> [Problem to solve]: Repeat the listing in full. Nothing may be added or left out.

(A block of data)
○ ○ ○ ○

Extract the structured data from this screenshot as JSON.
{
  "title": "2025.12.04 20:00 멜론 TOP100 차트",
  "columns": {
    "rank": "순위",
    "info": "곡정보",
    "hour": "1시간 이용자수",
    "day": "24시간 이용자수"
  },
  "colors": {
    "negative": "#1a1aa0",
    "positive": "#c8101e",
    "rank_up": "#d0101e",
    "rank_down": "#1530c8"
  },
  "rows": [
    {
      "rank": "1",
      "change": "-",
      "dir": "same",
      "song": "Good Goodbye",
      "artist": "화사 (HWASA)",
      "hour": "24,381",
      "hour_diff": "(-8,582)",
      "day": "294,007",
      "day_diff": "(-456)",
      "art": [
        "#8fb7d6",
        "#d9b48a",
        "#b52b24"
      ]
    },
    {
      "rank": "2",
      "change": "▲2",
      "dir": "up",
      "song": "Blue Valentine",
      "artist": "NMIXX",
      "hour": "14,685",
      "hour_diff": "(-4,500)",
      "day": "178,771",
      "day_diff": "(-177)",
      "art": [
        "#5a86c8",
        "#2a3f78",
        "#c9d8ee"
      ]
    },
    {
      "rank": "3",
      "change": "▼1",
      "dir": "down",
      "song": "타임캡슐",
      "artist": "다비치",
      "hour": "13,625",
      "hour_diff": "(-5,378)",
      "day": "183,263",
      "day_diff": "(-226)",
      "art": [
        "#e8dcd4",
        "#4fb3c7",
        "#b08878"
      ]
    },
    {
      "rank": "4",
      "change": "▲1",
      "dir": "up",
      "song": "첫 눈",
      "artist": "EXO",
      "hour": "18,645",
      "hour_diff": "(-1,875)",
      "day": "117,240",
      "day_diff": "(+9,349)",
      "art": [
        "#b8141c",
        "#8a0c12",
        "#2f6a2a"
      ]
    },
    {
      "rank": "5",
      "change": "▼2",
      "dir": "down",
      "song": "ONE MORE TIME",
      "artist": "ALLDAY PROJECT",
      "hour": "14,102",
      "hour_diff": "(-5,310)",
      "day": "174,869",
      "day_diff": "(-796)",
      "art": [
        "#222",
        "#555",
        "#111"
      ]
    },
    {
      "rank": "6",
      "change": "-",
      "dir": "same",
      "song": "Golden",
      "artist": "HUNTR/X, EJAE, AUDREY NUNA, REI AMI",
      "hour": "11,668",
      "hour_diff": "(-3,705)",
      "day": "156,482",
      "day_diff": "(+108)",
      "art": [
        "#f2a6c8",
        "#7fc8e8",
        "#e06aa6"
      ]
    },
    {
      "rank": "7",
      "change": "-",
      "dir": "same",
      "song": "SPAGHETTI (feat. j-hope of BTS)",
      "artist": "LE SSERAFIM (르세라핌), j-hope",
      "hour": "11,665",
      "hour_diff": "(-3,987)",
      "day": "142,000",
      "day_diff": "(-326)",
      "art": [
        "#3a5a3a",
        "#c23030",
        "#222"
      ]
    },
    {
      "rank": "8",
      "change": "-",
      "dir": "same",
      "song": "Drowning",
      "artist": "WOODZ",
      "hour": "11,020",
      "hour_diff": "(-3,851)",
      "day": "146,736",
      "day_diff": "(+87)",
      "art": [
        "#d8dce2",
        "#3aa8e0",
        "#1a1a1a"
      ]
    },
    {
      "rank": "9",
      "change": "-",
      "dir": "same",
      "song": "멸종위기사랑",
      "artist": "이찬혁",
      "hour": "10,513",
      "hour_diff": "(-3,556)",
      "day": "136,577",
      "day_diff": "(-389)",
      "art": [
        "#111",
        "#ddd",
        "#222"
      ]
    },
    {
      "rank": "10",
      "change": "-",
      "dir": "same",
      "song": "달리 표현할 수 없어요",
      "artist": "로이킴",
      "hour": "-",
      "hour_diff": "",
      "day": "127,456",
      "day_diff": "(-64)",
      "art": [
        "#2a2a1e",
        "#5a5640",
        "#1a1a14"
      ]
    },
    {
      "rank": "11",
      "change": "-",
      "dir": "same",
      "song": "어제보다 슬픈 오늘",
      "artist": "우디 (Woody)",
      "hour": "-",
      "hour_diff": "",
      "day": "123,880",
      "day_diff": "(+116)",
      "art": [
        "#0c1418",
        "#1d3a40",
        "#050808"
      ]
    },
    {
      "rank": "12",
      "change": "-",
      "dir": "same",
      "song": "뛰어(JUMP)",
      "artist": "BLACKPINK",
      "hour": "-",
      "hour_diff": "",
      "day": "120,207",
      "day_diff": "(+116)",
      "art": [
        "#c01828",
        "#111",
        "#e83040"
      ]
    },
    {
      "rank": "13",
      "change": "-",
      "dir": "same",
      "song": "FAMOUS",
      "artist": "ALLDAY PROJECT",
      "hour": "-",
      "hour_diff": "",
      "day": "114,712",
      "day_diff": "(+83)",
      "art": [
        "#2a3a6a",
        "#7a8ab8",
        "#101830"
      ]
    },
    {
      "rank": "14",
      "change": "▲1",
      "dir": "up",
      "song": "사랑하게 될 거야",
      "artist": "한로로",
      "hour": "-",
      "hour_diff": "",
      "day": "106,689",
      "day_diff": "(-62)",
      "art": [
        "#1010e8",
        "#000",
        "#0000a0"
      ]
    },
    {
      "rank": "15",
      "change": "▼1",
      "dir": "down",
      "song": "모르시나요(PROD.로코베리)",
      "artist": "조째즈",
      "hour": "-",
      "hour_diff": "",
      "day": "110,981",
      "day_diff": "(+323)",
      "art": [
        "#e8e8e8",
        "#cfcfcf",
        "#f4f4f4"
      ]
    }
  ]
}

○ ○ ○ ○

> [Answer to this task]:
Extract the structured data from this screenshot as JSON.
{
  "title": "2025.12.04 20:00 멜론 TOP100 차트",
  "columns": {
    "rank": "순위",
    "info": "곡정보",
    "hour": "1시간 이용자수",
    "day": "24시간 이용자수"
  },
  "colors": {
    "negative": "#1a1aa0",
    "positive": "#c8101e",
    "rank_up": "#d0101e",
    "rank_down": "#1530c8"
  },
  "rows": [
    {
      "rank": "1",
      "change": "-",
      "dir": "same",
      "song": "Good Goodbye",
      "artist": "화사 (HWASA)",
      "hour": "24,381",
      "hour_diff": "(-8,582)",
      "day": "294,007",
      "day_diff": "(-456)",
      "art": [
        "#8fb7d6",
        "#d9b48a",
        "#b52b24"
      ]
    },
    {
      "rank": "2",
      "change": "▲2",
      "dir": "up",
      "song": "Blue Valentine",
      "artist": "NMIXX",
      "hour": "14,685",
      "hour_diff": "(-4,500)",
      "day": "178,771",
      "day_diff": "(-177)",
      "art": [
        "#5a86c8",
        "#2a3f78",
        "#c9d8ee"
      ]
    },
    {
      "rank": "3",
      "change": "▼1",
      "dir": "down",
      "song": "타임캡슐",
      "artist": "다비치",
      "hour": "13,625",
      "hour_diff": "(-5,378)",
      "day": "183,263",
      "day_diff": "(-226)",
      "art": [
        "#e8dcd4",
        "#4fb3c7",
        "#b08878"
      ]
    },
    {
      "rank": "4",
      "change": "▲1",
      "dir": "up",
      "song": "첫 눈",
      "artist": "EXO",
      "hour": "18,645",
      "hour_diff": "(-1,875)",
      "day": "117,240",
      "day_diff": "(+9,349)",
      "art": [
        "#b8141c",
        "#8a0c12",
        "#2f6a2a"
      ]
    },
    {
      "rank": "5",
      "change": "▼2",
      "dir": "down",
      "song": "ONE MORE TIME",
      "artist": "ALLDAY PROJECT",
      "hour": "14,102",
      "hour_diff": "(-5,310)",
      "day": "174,869",
      "day_diff": "(-796)",
      "art": [
        "#222",
        "#555",
        "#111"
      ]
    },
    {
      "rank": "6",
      "change": "-",
      "dir": "same",
      "song": "Golden",
      "artist": "HUNTR/X, EJAE, AUDREY NUNA, REI AMI",
      "hour": "11,668",
      "hour_diff": "(-3,705)",
      "day": "156,482",
      "day_diff": "(+108)",
      "art": [
        "#f2a6c8",
        "#7fc8e8",
        "#e06aa6"
      ]
    },
    {
      "rank": "7",
      "change": "-",
      "dir": "same",
      "song": "SPAGHETTI (feat. j-hope of BTS)",
      "artist": "LE SSERAFIM (르세라핌), j-hope",
      "hour": "11,665",
      "hour_diff": "(-3,987)",
      "day": "142,000",
      "day_diff": "(-326)",
      "art": [
        "#3a5a3a",
        "#c23030",
        "#222"
      ]
    },
    {
      "rank": "8",
      "change": "-",
      "dir": "same",
      "song": "Drowning",
      "artist": "WOODZ",
      "hour": "11,020",
      "hour_diff": "(-3,851)",
      "day": "146,736",
      "day_diff": "(+87)",
      "art": [
        "#d8dce2",
        "#3aa8e0",
        "#1a1a1a"
      ]
    },
    {
      "rank": "9",
      "change": "-",
      "dir": "same",
      "song": "멸종위기사랑",
      "artist": "이찬혁",
      "hour": "10,513",
      "hour_diff": "(-3,556)",
      "day": "136,577",
      "day_diff": "(-389)",
      "art": [
        "#111",
        "#ddd",
        "#222"
      ]
    },
    {
      "rank": "10",
      "change": "-",
      "dir": "same",
      "song": "달리 표현할 수 없어요",
      "artist": "로이킴",
      "hour": "-",
      "hour_diff": "",
      "day": "127,456",
      "day_diff": "(-64)",
      "art": [
        "#2a2a1e",
        "#5a5640",
        "#1a1a14"
      ]
    },
    {
      "rank": "11",
      "change": "-",
      "dir": "same",
      "song": "어제보다 슬픈 오늘",
      "artist": "우디 (Woody)",
      "hour": "-",
      "hour_diff": "",
      "day": "123,880",
      "day_diff": "(+116)",
      "art": [
        "#0c1418",
        "#1d3a40",
        "#050808"
      ]
    },
    {
      "rank": "12",
      "change": "-",
      "dir": "same",
      "song": "뛰어(JUMP)",
      "artist": "BLACKPINK",
      "hour": "-",
      "hour_diff": "",
      "day": "120,207",
      "day_diff": "(+116)",
      "art": [
        "#c01828",
        "#111",
        "#e83040"
      ]
    },
    {
      "rank": "13",
      "change": "-",
      "dir": "same",
      "song": "FAMOUS",
      "artist": "ALLDAY PROJECT",
      "hour": "-",
      "hour_diff": "",
      "day": "114,712",
      "day_diff": "(+83)",
      "art": [
        "#2a3a6a",
        "#7a8ab8",
        "#101830"
      ]
    },
    {
      "rank": "14",
      "change": "▲1",
      "dir": "up",
      "song": "사랑하게 될 거야",
      "artist": "한로로",
      "hour": "-",
      "hour_diff": "",
      "day": "106,689",
      "day_diff": "(-62)",
      "art": [
        "#1010e8",
        "#000",
        "#0000a0"
      ]
    },
    {
      "rank": "15",
      "change": "▼1",
      "dir": "down",
      "song": "모르시나요(PROD.로코베리)",
      "artist": "조째즈",
      "hour": "-",
      "hour_diff": "",
      "day": "110,981",
      "day_diff": "(+323)",
      "art": [
        "#e8e8e8",
        "#cfcfcf",
        "#f4f4f4"
      ]
    }
  ]
}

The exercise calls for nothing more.